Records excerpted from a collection
____________________

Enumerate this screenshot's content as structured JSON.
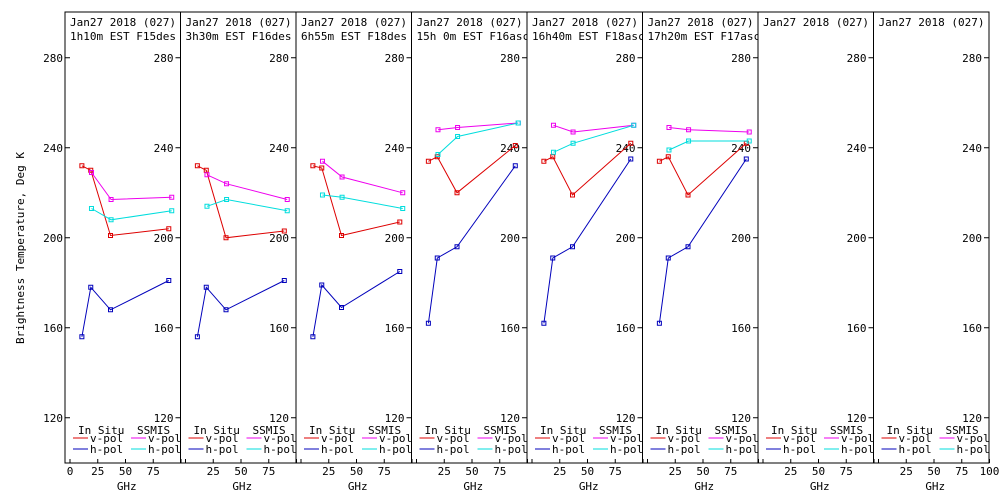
{
  "figure": {
    "ylabel": "Brightness Temperature, Deg K",
    "xlabel": "GHz",
    "legend": {
      "insitu_label": "In Situ",
      "ssmis_label": "SSMIS",
      "vpol_label": "v-pol",
      "hpol_label": "h-pol"
    }
  },
  "colors": {
    "insitu_vpol": "#dd0000",
    "insitu_hpol": "#0000bb",
    "ssmis_vpol": "#ee00ee",
    "ssmis_hpol": "#00dddd"
  },
  "chart_data": [
    {
      "type": "line",
      "title": "Jan27 2018 (027)",
      "subtitle": "1h10m EST F15des",
      "xlim": [
        0,
        100
      ],
      "ylim": [
        110,
        295
      ],
      "xticks": [
        0,
        25,
        50,
        75
      ],
      "yticks": [
        120,
        160,
        200,
        240,
        280
      ],
      "series": [
        {
          "name": "In Situ v-pol",
          "x": [
            10.7,
            18.7,
            36.5,
            89
          ],
          "y": [
            232,
            230,
            201,
            204
          ]
        },
        {
          "name": "In Situ h-pol",
          "x": [
            10.7,
            18.7,
            36.5,
            89
          ],
          "y": [
            156,
            178,
            168,
            181
          ]
        },
        {
          "name": "SSMIS v-pol",
          "x": [
            19.35,
            37,
            91.65
          ],
          "y": [
            229,
            217,
            218
          ]
        },
        {
          "name": "SSMIS h-pol",
          "x": [
            19.35,
            37,
            91.65
          ],
          "y": [
            213,
            208,
            212
          ]
        }
      ]
    },
    {
      "type": "line",
      "title": "Jan27 2018 (027)",
      "subtitle": "3h30m EST F16des",
      "xlim": [
        0,
        100
      ],
      "ylim": [
        110,
        295
      ],
      "xticks": [
        25,
        50,
        75
      ],
      "yticks": [
        120,
        160,
        200,
        240,
        280
      ],
      "series": [
        {
          "name": "In Situ v-pol",
          "x": [
            10.7,
            18.7,
            36.5,
            89
          ],
          "y": [
            232,
            230,
            200,
            203
          ]
        },
        {
          "name": "In Situ h-pol",
          "x": [
            10.7,
            18.7,
            36.5,
            89
          ],
          "y": [
            156,
            178,
            168,
            181
          ]
        },
        {
          "name": "SSMIS v-pol",
          "x": [
            19.35,
            37,
            91.65
          ],
          "y": [
            228,
            224,
            217
          ]
        },
        {
          "name": "SSMIS h-pol",
          "x": [
            19.35,
            37,
            91.65
          ],
          "y": [
            214,
            217,
            212
          ]
        }
      ]
    },
    {
      "type": "line",
      "title": "Jan27 2018 (027)",
      "subtitle": "6h55m EST F18des",
      "xlim": [
        0,
        100
      ],
      "ylim": [
        110,
        295
      ],
      "xticks": [
        25,
        50,
        75
      ],
      "yticks": [
        120,
        160,
        200,
        240,
        280
      ],
      "series": [
        {
          "name": "In Situ v-pol",
          "x": [
            10.7,
            18.7,
            36.5,
            89
          ],
          "y": [
            232,
            231,
            201,
            207
          ]
        },
        {
          "name": "In Situ h-pol",
          "x": [
            10.7,
            18.7,
            36.5,
            89
          ],
          "y": [
            156,
            179,
            169,
            185
          ]
        },
        {
          "name": "SSMIS v-pol",
          "x": [
            19.35,
            37,
            91.65
          ],
          "y": [
            234,
            227,
            220
          ]
        },
        {
          "name": "SSMIS h-pol",
          "x": [
            19.35,
            37,
            91.65
          ],
          "y": [
            219,
            218,
            213
          ]
        }
      ]
    },
    {
      "type": "line",
      "title": "Jan27 2018 (027)",
      "subtitle": "15h 0m EST F16asc",
      "xlim": [
        0,
        100
      ],
      "ylim": [
        110,
        295
      ],
      "xticks": [
        25,
        50,
        75
      ],
      "yticks": [
        120,
        160,
        200,
        240,
        280
      ],
      "series": [
        {
          "name": "In Situ v-pol",
          "x": [
            10.7,
            18.7,
            36.5,
            89
          ],
          "y": [
            234,
            236,
            220,
            241
          ]
        },
        {
          "name": "In Situ h-pol",
          "x": [
            10.7,
            18.7,
            36.5,
            89
          ],
          "y": [
            162,
            191,
            196,
            232
          ]
        },
        {
          "name": "SSMIS v-pol",
          "x": [
            19.35,
            37,
            91.65
          ],
          "y": [
            248,
            249,
            251
          ]
        },
        {
          "name": "SSMIS h-pol",
          "x": [
            19.35,
            37,
            91.65
          ],
          "y": [
            237,
            245,
            251
          ]
        }
      ]
    },
    {
      "type": "line",
      "title": "Jan27 2018 (027)",
      "subtitle": "16h40m EST F18asc",
      "xlim": [
        0,
        100
      ],
      "ylim": [
        110,
        295
      ],
      "xticks": [
        25,
        50,
        75
      ],
      "yticks": [
        120,
        160,
        200,
        240,
        280
      ],
      "series": [
        {
          "name": "In Situ v-pol",
          "x": [
            10.7,
            18.7,
            36.5,
            89
          ],
          "y": [
            234,
            236,
            219,
            242
          ]
        },
        {
          "name": "In Situ h-pol",
          "x": [
            10.7,
            18.7,
            36.5,
            89
          ],
          "y": [
            162,
            191,
            196,
            235
          ]
        },
        {
          "name": "SSMIS v-pol",
          "x": [
            19.35,
            37,
            91.65
          ],
          "y": [
            250,
            247,
            250
          ]
        },
        {
          "name": "SSMIS h-pol",
          "x": [
            19.35,
            37,
            91.65
          ],
          "y": [
            238,
            242,
            250
          ]
        }
      ]
    },
    {
      "type": "line",
      "title": "Jan27 2018 (027)",
      "subtitle": "17h20m EST F17asc",
      "xlim": [
        0,
        100
      ],
      "ylim": [
        110,
        295
      ],
      "xticks": [
        25,
        50,
        75
      ],
      "yticks": [
        120,
        160,
        200,
        240,
        280
      ],
      "series": [
        {
          "name": "In Situ v-pol",
          "x": [
            10.7,
            18.7,
            36.5,
            89
          ],
          "y": [
            234,
            236,
            219,
            242
          ]
        },
        {
          "name": "In Situ h-pol",
          "x": [
            10.7,
            18.7,
            36.5,
            89
          ],
          "y": [
            162,
            191,
            196,
            235
          ]
        },
        {
          "name": "SSMIS v-pol",
          "x": [
            19.35,
            37,
            91.65
          ],
          "y": [
            249,
            248,
            247
          ]
        },
        {
          "name": "SSMIS h-pol",
          "x": [
            19.35,
            37,
            91.65
          ],
          "y": [
            239,
            243,
            243
          ]
        }
      ]
    },
    {
      "type": "line",
      "title": "Jan27 2018 (027)",
      "subtitle": "",
      "xlim": [
        0,
        100
      ],
      "ylim": [
        110,
        295
      ],
      "xticks": [
        25,
        50,
        75
      ],
      "yticks": [
        120,
        160,
        200,
        240,
        280
      ],
      "series": []
    },
    {
      "type": "line",
      "title": "Jan27 2018 (027)",
      "subtitle": "",
      "xlim": [
        0,
        100
      ],
      "ylim": [
        110,
        295
      ],
      "xticks": [
        25,
        50,
        75,
        100
      ],
      "yticks": [
        120,
        160,
        200,
        240,
        280
      ],
      "series": []
    }
  ]
}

____________________

▶ _Work to do_
Print the entries above exactly, taking out only the pictures.

▶ _Full response_
Enumerate this screenshot's content as structured JSON.
{
  "figure": {
    "ylabel": "Brightness Temperature, Deg K",
    "xlabel": "GHz",
    "legend": {
      "insitu_label": "In Situ",
      "ssmis_label": "SSMIS",
      "vpol_label": "v-pol",
      "hpol_label": "h-pol"
    }
  },
  "colors": {
    "insitu_vpol": "#dd0000",
    "insitu_hpol": "#0000bb",
    "ssmis_vpol": "#ee00ee",
    "ssmis_hpol": "#00dddd"
  },
  "chart_data": [
    {
      "type": "line",
      "title": "Jan27 2018 (027)",
      "subtitle": "1h10m EST F15des",
      "xlim": [
        0,
        100
      ],
      "ylim": [
        110,
        295
      ],
      "xticks": [
        0,
        25,
        50,
        75
      ],
      "yticks": [
        120,
        160,
        200,
        240,
        280
      ],
      "series": [
        {
          "name": "In Situ v-pol",
          "x": [
            10.7,
            18.7,
            36.5,
            89
          ],
          "y": [
            232,
            230,
            201,
            204
          ]
        },
        {
          "name": "In Situ h-pol",
          "x": [
            10.7,
            18.7,
            36.5,
            89
          ],
          "y": [
            156,
            178,
            168,
            181
          ]
        },
        {
          "name": "SSMIS v-pol",
          "x": [
            19.35,
            37,
            91.65
          ],
          "y": [
            229,
            217,
            218
          ]
        },
        {
          "name": "SSMIS h-pol",
          "x": [
            19.35,
            37,
            91.65
          ],
          "y": [
            213,
            208,
            212
          ]
        }
      ]
    },
    {
      "type": "line",
      "title": "Jan27 2018 (027)",
      "subtitle": "3h30m EST F16des",
      "xlim": [
        0,
        100
      ],
      "ylim": [
        110,
        295
      ],
      "xticks": [
        25,
        50,
        75
      ],
      "yticks": [
        120,
        160,
        200,
        240,
        280
      ],
      "series": [
        {
          "name": "In Situ v-pol",
          "x": [
            10.7,
            18.7,
            36.5,
            89
          ],
          "y": [
            232,
            230,
            200,
            203
          ]
        },
        {
          "name": "In Situ h-pol",
          "x": [
            10.7,
            18.7,
            36.5,
            89
          ],
          "y": [
            156,
            178,
            168,
            181
          ]
        },
        {
          "name": "SSMIS v-pol",
          "x": [
            19.35,
            37,
            91.65
          ],
          "y": [
            228,
            224,
            217
          ]
        },
        {
          "name": "SSMIS h-pol",
          "x": [
            19.35,
            37,
            91.65
          ],
          "y": [
            214,
            217,
            212
          ]
        }
      ]
    },
    {
      "type": "line",
      "title": "Jan27 2018 (027)",
      "subtitle": "6h55m EST F18des",
      "xlim": [
        0,
        100
      ],
      "ylim": [
        110,
        295
      ],
      "xticks": [
        25,
        50,
        75
      ],
      "yticks": [
        120,
        160,
        200,
        240,
        280
      ],
      "series": [
        {
          "name": "In Situ v-pol",
          "x": [
            10.7,
            18.7,
            36.5,
            89
          ],
          "y": [
            232,
            231,
            201,
            207
          ]
        },
        {
          "name": "In Situ h-pol",
          "x": [
            10.7,
            18.7,
            36.5,
            89
          ],
          "y": [
            156,
            179,
            169,
            185
          ]
        },
        {
          "name": "SSMIS v-pol",
          "x": [
            19.35,
            37,
            91.65
          ],
          "y": [
            234,
            227,
            220
          ]
        },
        {
          "name": "SSMIS h-pol",
          "x": [
            19.35,
            37,
            91.65
          ],
          "y": [
            219,
            218,
            213
          ]
        }
      ]
    },
    {
      "type": "line",
      "title": "Jan27 2018 (027)",
      "subtitle": "15h 0m EST F16asc",
      "xlim": [
        0,
        100
      ],
      "ylim": [
        110,
        295
      ],
      "xticks": [
        25,
        50,
        75
      ],
      "yticks": [
        120,
        160,
        200,
        240,
        280
      ],
      "series": [
        {
          "name": "In Situ v-pol",
          "x": [
            10.7,
            18.7,
            36.5,
            89
          ],
          "y": [
            234,
            236,
            220,
            241
          ]
        },
        {
          "name": "In Situ h-pol",
          "x": [
            10.7,
            18.7,
            36.5,
            89
          ],
          "y": [
            162,
            191,
            196,
            232
          ]
        },
        {
          "name": "SSMIS v-pol",
          "x": [
            19.35,
            37,
            91.65
          ],
          "y": [
            248,
            249,
            251
          ]
        },
        {
          "name": "SSMIS h-pol",
          "x": [
            19.35,
            37,
            91.65
          ],
          "y": [
            237,
            245,
            251
          ]
        }
      ]
    },
    {
      "type": "line",
      "title": "Jan27 2018 (027)",
      "subtitle": "16h40m EST F18asc",
      "xlim": [
        0,
        100
      ],
      "ylim": [
        110,
        295
      ],
      "xticks": [
        25,
        50,
        75
      ],
      "yticks": [
        120,
        160,
        200,
        240,
        280
      ],
      "series": [
        {
          "name": "In Situ v-pol",
          "x": [
            10.7,
            18.7,
            36.5,
            89
          ],
          "y": [
            234,
            236,
            219,
            242
          ]
        },
        {
          "name": "In Situ h-pol",
          "x": [
            10.7,
            18.7,
            36.5,
            89
          ],
          "y": [
            162,
            191,
            196,
            235
          ]
        },
        {
          "name": "SSMIS v-pol",
          "x": [
            19.35,
            37,
            91.65
          ],
          "y": [
            250,
            247,
            250
          ]
        },
        {
          "name": "SSMIS h-pol",
          "x": [
            19.35,
            37,
            91.65
          ],
          "y": [
            238,
            242,
            250
          ]
        }
      ]
    },
    {
      "type": "line",
      "title": "Jan27 2018 (027)",
      "subtitle": "17h20m EST F17asc",
      "xlim": [
        0,
        100
      ],
      "ylim": [
        110,
        295
      ],
      "xticks": [
        25,
        50,
        75
      ],
      "yticks": [
        120,
        160,
        200,
        240,
        280
      ],
      "series": [
        {
          "name": "In Situ v-pol",
          "x": [
            10.7,
            18.7,
            36.5,
            89
          ],
          "y": [
            234,
            236,
            219,
            242
          ]
        },
        {
          "name": "In Situ h-pol",
          "x": [
            10.7,
            18.7,
            36.5,
            89
          ],
          "y": [
            162,
            191,
            196,
            235
          ]
        },
        {
          "name": "SSMIS v-pol",
          "x": [
            19.35,
            37,
            91.65
          ],
          "y": [
            249,
            248,
            247
          ]
        },
        {
          "name": "SSMIS h-pol",
          "x": [
            19.35,
            37,
            91.65
          ],
          "y": [
            239,
            243,
            243
          ]
        }
      ]
    },
    {
      "type": "line",
      "title": "Jan27 2018 (027)",
      "subtitle": "",
      "xlim": [
        0,
        100
      ],
      "ylim": [
        110,
        295
      ],
      "xticks": [
        25,
        50,
        75
      ],
      "yticks": [
        120,
        160,
        200,
        240,
        280
      ],
      "series": []
    },
    {
      "type": "line",
      "title": "Jan27 2018 (027)",
      "subtitle": "",
      "xlim": [
        0,
        100
      ],
      "ylim": [
        110,
        295
      ],
      "xticks": [
        25,
        50,
        75,
        100
      ],
      "yticks": [
        120,
        160,
        200,
        240,
        280
      ],
      "series": []
    }
  ]
}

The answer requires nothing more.